Complete the following
A) Answer these about the news roundup, one answer per line, marked to match:
(i) What game was Cassie Campbell-Pascall working?
(ii) Whom did Terry Milewski interview?
(iii) What happened to Brian Ross over his error?
B) Rewrite the news roundup starting with "- ABC News is" and going on through "for the error.", putting "disciplined" in place of "suspended".
C) Extend the news roundup beyond its final sentence.

Passage
● ● ● ● ● ● ●

News about news
After I ignited a Twitter firestorm with my comments about @CassieCampbell and @hockeynight, here are some sober second thoughts. I appreciate everyone who kept me accountable: pic.twitter.com/FIk025wz6O
— Ken Campbell (@THNKenCampbell) December 4, 2017
- The Hockey News’s Ken Campbell sparked a discussion among the hockey broadcasting media (even Sportsnet’s president got involved) when he criticized Sportsnet for having Cassie Campbell-Pascall working a Calgary Flames game when her husband is the assistant GM. He was quickly criticized for bringing this up now when it involves a woman but not when men have been in similar conflicts of interest. Campbell clarified that he should have called those out as well. Unfortunately there hasn’t been a good discussion over what line there should be when it comes to sports broadcasters.
- A CBC ombudsman review of Terry Milewski’s controversial interview with new NDP leader Jagmeet Singh found it was appropriate for Milewski to, at the end of their interview, repeatedly ask him about his stance on posters of Air India bombing mastermind Talwinder Parmar being displayed in Sikh temples and events in Canada. “Raising the question is a journalistically-defensible one. It was based on knowledge and expertise, and the programme staff judged it was relevant.”
- A report on how companies are exploiting the eagerness of established websites to get free content from contributors by paying those contributors to slip in mentions of their brands.
- ABC News is still cleaning up the mess caused when Brian Ross got a key detail wrong in a report about the investigation into Michael Flynn. Ross was suspended for the error.

● ● ● ● ● ● ●

Material provided
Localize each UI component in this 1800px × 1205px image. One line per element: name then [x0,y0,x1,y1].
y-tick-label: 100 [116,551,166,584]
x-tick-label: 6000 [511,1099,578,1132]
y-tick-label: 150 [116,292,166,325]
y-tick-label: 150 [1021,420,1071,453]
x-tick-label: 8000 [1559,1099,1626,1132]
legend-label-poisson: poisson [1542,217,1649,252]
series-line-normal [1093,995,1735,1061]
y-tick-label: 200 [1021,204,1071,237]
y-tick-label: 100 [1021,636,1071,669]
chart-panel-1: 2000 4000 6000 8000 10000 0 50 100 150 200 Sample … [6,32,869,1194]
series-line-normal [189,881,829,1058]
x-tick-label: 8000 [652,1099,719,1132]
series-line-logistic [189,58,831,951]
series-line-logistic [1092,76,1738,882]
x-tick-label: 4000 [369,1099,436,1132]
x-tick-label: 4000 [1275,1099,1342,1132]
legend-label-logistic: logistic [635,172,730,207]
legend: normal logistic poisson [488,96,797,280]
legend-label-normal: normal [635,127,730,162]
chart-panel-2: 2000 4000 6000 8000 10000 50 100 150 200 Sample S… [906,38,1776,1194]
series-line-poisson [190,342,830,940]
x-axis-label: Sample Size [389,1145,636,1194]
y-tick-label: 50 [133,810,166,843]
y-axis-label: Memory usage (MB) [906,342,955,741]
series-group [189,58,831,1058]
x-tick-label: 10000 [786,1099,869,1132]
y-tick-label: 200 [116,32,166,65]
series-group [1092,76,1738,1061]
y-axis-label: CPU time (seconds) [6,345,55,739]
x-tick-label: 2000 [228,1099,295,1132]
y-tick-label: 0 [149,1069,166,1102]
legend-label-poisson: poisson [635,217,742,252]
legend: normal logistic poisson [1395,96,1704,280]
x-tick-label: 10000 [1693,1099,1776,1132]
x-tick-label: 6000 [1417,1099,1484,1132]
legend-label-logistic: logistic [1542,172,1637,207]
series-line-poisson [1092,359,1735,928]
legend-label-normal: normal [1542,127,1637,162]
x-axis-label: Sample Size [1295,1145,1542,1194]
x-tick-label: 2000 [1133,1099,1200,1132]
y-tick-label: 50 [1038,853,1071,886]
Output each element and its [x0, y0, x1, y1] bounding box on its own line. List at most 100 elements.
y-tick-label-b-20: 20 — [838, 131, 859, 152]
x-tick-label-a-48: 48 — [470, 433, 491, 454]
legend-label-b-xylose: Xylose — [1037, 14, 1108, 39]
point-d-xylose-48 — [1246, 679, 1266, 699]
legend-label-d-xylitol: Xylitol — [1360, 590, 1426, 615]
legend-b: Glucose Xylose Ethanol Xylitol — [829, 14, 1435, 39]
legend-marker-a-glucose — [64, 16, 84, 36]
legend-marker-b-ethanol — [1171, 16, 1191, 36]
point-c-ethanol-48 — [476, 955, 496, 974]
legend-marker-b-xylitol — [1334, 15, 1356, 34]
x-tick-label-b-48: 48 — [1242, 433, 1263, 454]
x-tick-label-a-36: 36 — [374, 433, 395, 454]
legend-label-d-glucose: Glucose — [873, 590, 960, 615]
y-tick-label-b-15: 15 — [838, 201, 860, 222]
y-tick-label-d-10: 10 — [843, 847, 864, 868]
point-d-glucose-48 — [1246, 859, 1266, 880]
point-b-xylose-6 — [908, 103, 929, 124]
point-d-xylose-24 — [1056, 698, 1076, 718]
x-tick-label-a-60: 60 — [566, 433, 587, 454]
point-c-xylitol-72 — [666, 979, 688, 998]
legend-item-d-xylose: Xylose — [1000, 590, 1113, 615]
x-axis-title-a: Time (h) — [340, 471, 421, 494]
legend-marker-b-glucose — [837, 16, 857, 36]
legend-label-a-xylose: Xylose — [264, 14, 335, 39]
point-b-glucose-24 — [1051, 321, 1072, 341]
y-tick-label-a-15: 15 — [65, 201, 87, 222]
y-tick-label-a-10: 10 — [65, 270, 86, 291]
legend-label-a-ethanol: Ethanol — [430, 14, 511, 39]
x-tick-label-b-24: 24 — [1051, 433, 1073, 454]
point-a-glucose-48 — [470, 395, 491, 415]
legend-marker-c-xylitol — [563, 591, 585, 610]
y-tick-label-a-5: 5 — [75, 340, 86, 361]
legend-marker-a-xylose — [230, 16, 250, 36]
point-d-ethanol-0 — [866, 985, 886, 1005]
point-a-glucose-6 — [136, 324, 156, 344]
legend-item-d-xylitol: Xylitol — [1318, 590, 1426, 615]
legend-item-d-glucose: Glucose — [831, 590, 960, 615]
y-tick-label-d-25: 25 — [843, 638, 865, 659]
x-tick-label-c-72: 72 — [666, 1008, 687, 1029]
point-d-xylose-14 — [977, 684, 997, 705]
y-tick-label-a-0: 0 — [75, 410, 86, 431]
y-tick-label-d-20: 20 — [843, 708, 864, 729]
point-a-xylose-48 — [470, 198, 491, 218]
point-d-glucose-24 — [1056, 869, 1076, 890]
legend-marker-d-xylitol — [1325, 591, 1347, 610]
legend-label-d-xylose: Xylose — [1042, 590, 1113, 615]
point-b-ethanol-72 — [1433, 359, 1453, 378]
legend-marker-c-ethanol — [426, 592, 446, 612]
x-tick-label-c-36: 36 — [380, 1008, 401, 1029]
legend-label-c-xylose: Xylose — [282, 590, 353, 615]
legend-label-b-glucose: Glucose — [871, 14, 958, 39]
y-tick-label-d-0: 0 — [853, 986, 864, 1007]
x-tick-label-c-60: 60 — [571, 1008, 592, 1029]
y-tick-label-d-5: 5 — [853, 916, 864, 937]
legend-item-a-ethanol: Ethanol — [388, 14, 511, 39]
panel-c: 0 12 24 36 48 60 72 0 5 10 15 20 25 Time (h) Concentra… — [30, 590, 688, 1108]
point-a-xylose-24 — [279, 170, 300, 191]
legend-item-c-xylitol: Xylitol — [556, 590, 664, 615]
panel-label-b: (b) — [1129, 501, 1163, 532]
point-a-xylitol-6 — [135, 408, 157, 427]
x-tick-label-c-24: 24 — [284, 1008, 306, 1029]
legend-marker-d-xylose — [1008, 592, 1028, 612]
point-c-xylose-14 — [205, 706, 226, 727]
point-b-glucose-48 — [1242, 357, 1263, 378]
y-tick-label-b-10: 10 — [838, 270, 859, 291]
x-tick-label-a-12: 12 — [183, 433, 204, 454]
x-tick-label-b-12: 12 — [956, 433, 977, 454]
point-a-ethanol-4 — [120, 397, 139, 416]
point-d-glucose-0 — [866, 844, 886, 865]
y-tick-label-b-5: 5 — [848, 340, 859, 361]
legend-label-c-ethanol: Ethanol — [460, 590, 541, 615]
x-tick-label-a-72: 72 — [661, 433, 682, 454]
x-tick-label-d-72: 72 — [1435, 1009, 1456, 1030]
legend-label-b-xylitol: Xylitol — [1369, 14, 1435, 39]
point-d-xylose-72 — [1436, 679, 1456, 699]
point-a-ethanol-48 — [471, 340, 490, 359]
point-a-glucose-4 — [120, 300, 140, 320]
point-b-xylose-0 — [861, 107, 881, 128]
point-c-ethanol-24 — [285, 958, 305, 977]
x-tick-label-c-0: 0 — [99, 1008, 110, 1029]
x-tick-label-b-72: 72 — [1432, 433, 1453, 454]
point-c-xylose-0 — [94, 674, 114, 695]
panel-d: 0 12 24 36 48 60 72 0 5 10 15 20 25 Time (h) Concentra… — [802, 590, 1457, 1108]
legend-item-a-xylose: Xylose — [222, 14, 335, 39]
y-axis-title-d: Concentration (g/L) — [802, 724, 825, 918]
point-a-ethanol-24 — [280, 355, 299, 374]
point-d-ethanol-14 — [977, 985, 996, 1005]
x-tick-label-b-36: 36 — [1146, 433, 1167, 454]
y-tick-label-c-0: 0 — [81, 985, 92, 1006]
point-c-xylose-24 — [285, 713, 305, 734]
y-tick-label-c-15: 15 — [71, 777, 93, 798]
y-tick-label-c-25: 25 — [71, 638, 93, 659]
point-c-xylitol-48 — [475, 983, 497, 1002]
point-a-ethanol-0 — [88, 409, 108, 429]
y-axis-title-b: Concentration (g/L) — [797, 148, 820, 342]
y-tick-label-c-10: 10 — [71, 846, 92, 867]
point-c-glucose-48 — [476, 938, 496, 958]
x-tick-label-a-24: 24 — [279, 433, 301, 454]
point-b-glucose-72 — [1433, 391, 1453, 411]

● ● ● ● ● ● ●

Answers for each item
A)
(i) A Calgary Flames game.
(ii) New NDP leader Jagmeet Singh.
(iii) He was suspended.

B)
- ABC News is still cleaning up the mess caused when Brian Ross got a key detail wrong in a report about the investigation into Michael Flynn. Ross was disciplined for the error.

C)
At the CRTC
- The commission has published applications from the big English and French-language TV broadcasters related to a Canadian government order to the CRTC to review its recent licence renewals. Generally, they propose increasing slightly their quotas for programs of national interest, giving bigger CanCon credits for documentary and music programming, and lowering other CanCon quotas. They also are calling for licences that expire in 2020 rather than 2022, because of how fast the industry is changing.
— Steve Faguy (@fagstein) December 2, 2017
- La Presse asked some real police investigators what they think of the Radio-Canada cop series District 31.
- CBC Television has announced its winter premiere dates.
- CBC is now offering free livestreaming of its over-the-air stations online, and for those who want to sign up for the $5/month premium option, you get ad-free programming and CBC News Network live as well.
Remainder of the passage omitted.